▶ _DIRECTIVE_
Can you print the part of the rows that opens with the line containing "ad-headline: Podzimní novotinky" and closes with the line containing "divider [1061,1625,1570,1626]", reproducing each of those lines exactly as it stands?

[Items from a data source]
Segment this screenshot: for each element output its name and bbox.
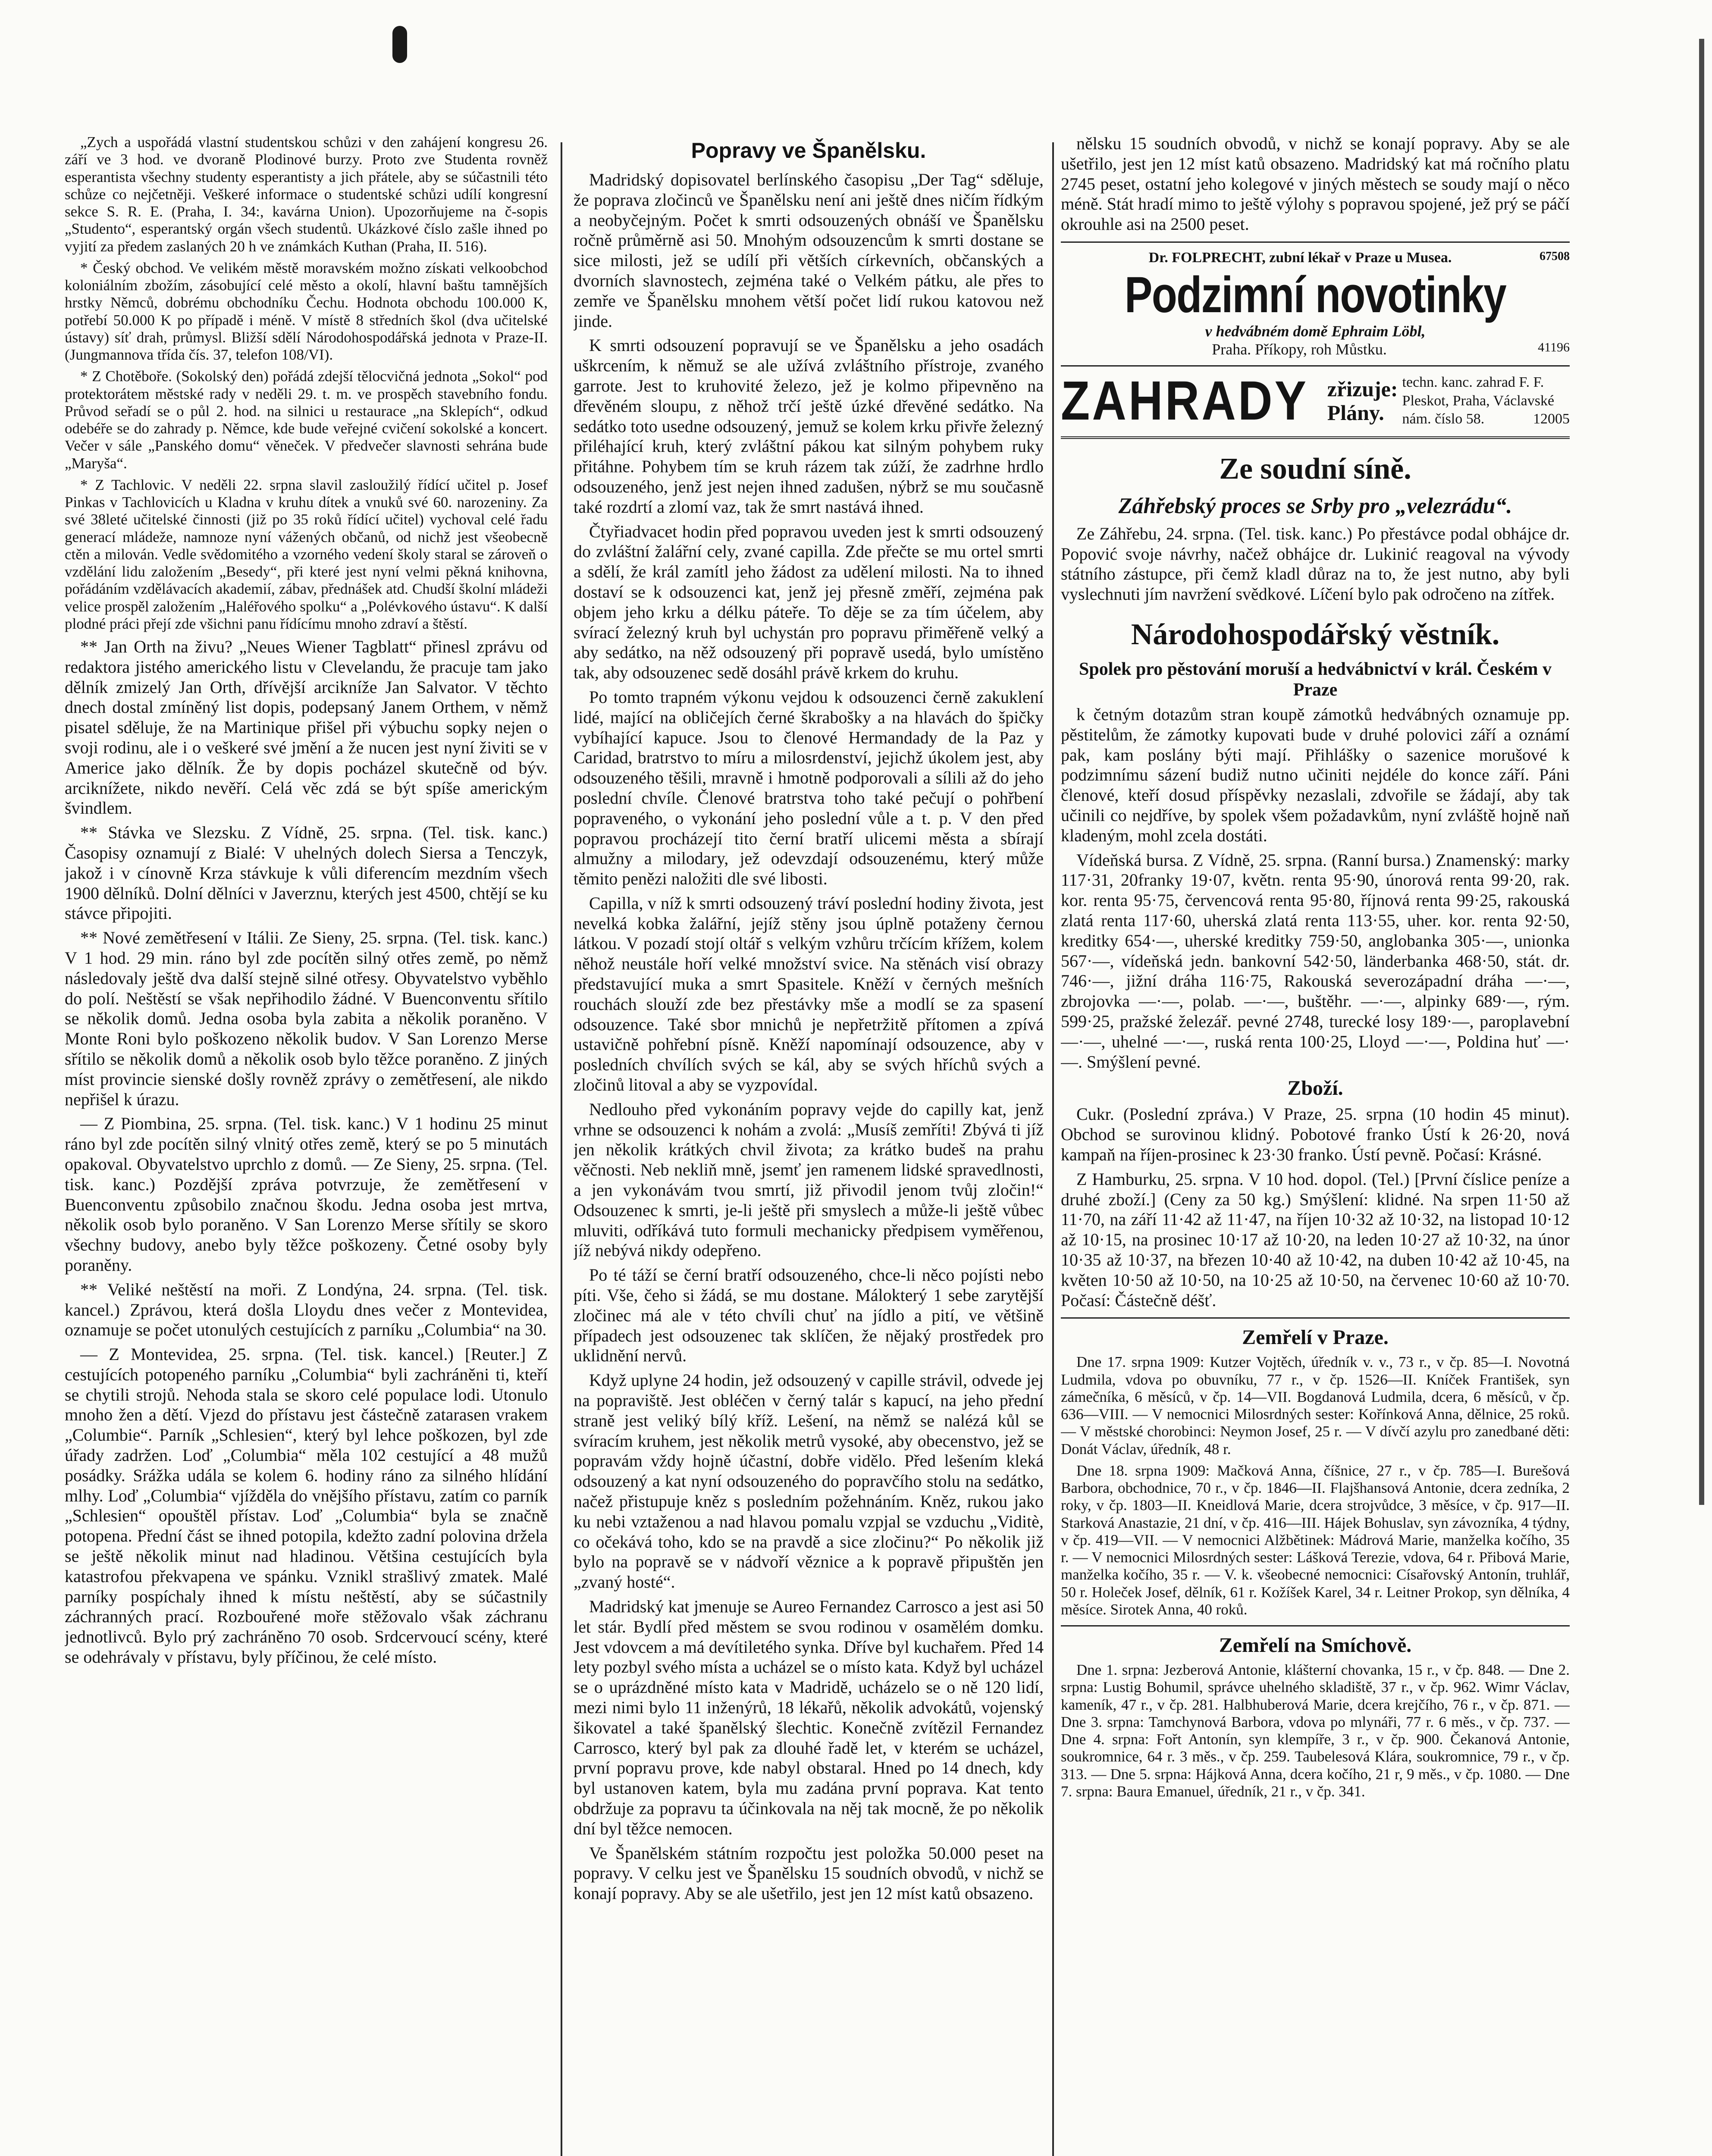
ad-headline: Podzimní novotinky [1124,266,1506,323]
ad-code: 41196 [1538,340,1570,354]
list-zemreli-17: Dne 17. srpna 1909: Kutzer Vojtěch, úředník v. v., 73 r., v čp. 85—I. Novotná Ludmila, vdova po obuvníku, 77 r., v čp. 1526—II. Kníček František, syn zámečníka, 6 měsíců, v čp. 14—VII. Bogdanová Ludmila, dcera, 6 měsíců, v čp. 636—VIII. — V nemocnici Milosrdných sester: Kořínková Anna, dělnice, 25 roků. — V městské chorobinci: Neymon Josef, 25 r. — V dívčí azylu pro zanedbané děti: Donát Václav, úředník, 48 r. [1061,1354,1570,1457]
section-subtitle-spolek: Spolek pro pěstování moruší a hedvábnictví v král. Českém v Praze [1079,659,1552,700]
page-edge-shadow [1699,39,1704,1505]
divider [1061,1625,1570,1626]
article-hamburk: Z Hamburku, 25. srpna. V 10 hod. dopol. (Tel.) [První číslice peníze a druhé zboží.] (Ceny za 50 kg.) Smýšlení: klidné. Na srpen 11·50 až 11·70, na září 11·42 až 11·47, na říjen 10·32 až 10·32, na listopad 10·12 až 10·15, na prosinec 10·17 až 10·20, na leden 10·27 až 10·32, na únor 10·35 až 10·37, na březen 10·40 až 10·42, na duben 10·42 až 10·45, na květen 10·50 až 10·50, na 10·25 až 10·50, na červenec 10·60 až 10·70. Počasí: Částečně déšť. [1061,1169,1570,1310]
divider [1061,1317,1570,1319]
ad-zahrady-headline: ZAHRADY [1061,370,1309,432]
section-title-zbozi: Zboží. [1287,1077,1343,1100]
list-zemreli-18: Dne 18. srpna 1909: Mačková Anna, číšnice, 27 r., v čp. 785—I. Burešová Barbora, obchodnice, 70 r., v čp. 1846—II. Flajšhansová Antonie, dcera zedníka, 2 roky, v čp. 1803—II. Kneidlová Marie, dcera strojvůdce, 3 měsíce, v čp. 917—II. Starková Anastazie, 21 dní, v čp. 416—III. Hájek Bohuslav, syn závozníka, 4 týdny, v čp. 419—VII. — V nemocnici Alžbětinek: Mádrová Marie, manželka kočího, 35 r. — V nemocnici Milosrdných sester: Lášková Terezie, vdova, 64 r. Přibová Marie, manželka kočího, 35 r. — V. k. všeobecné nemocnici: Císařovský Antonín, truhlář, 50 r. Holeček Josef, dělník, 61 r. Kožíšek Karel, 34 r. Leitner Prokop, syn dělníka, 4 měsíce. Sirotek Anna, 40 roků. [1061,1462,1570,1618]
ad-zahrady-contact-text: techn. kanc. zahrad F. F. Pleskot, Praha, Václavské nám. číslo 58. [1402,374,1555,427]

▶ _SOLUTION TO THIS PROBLEM_
ad-headline: Podzimní novotinky [1124,266,1506,323]
ad-code: 41196 [1538,340,1570,354]
list-zemreli-17: Dne 17. srpna 1909: Kutzer Vojtěch, úředník v. v., 73 r., v čp. 85—I. Novotná Ludmila, vdova po obuvníku, 77 r., v čp. 1526—II. Kníček František, syn zámečníka, 6 měsíců, v čp. 14—VII. Bogdanová Ludmila, dcera, 6 měsíců, v čp. 636—VIII. — V nemocnici Milosrdných sester: Kořínková Anna, dělnice, 25 roků. — V městské chorobinci: Neymon Josef, 25 r. — V dívčí azylu pro zanedbané děti: Donát Václav, úředník, 48 r. [1061,1354,1570,1457]
section-subtitle-spolek: Spolek pro pěstování moruší a hedvábnictví v král. Českém v Praze [1079,659,1552,700]
page-edge-shadow [1699,39,1704,1505]
divider [1061,1625,1570,1626]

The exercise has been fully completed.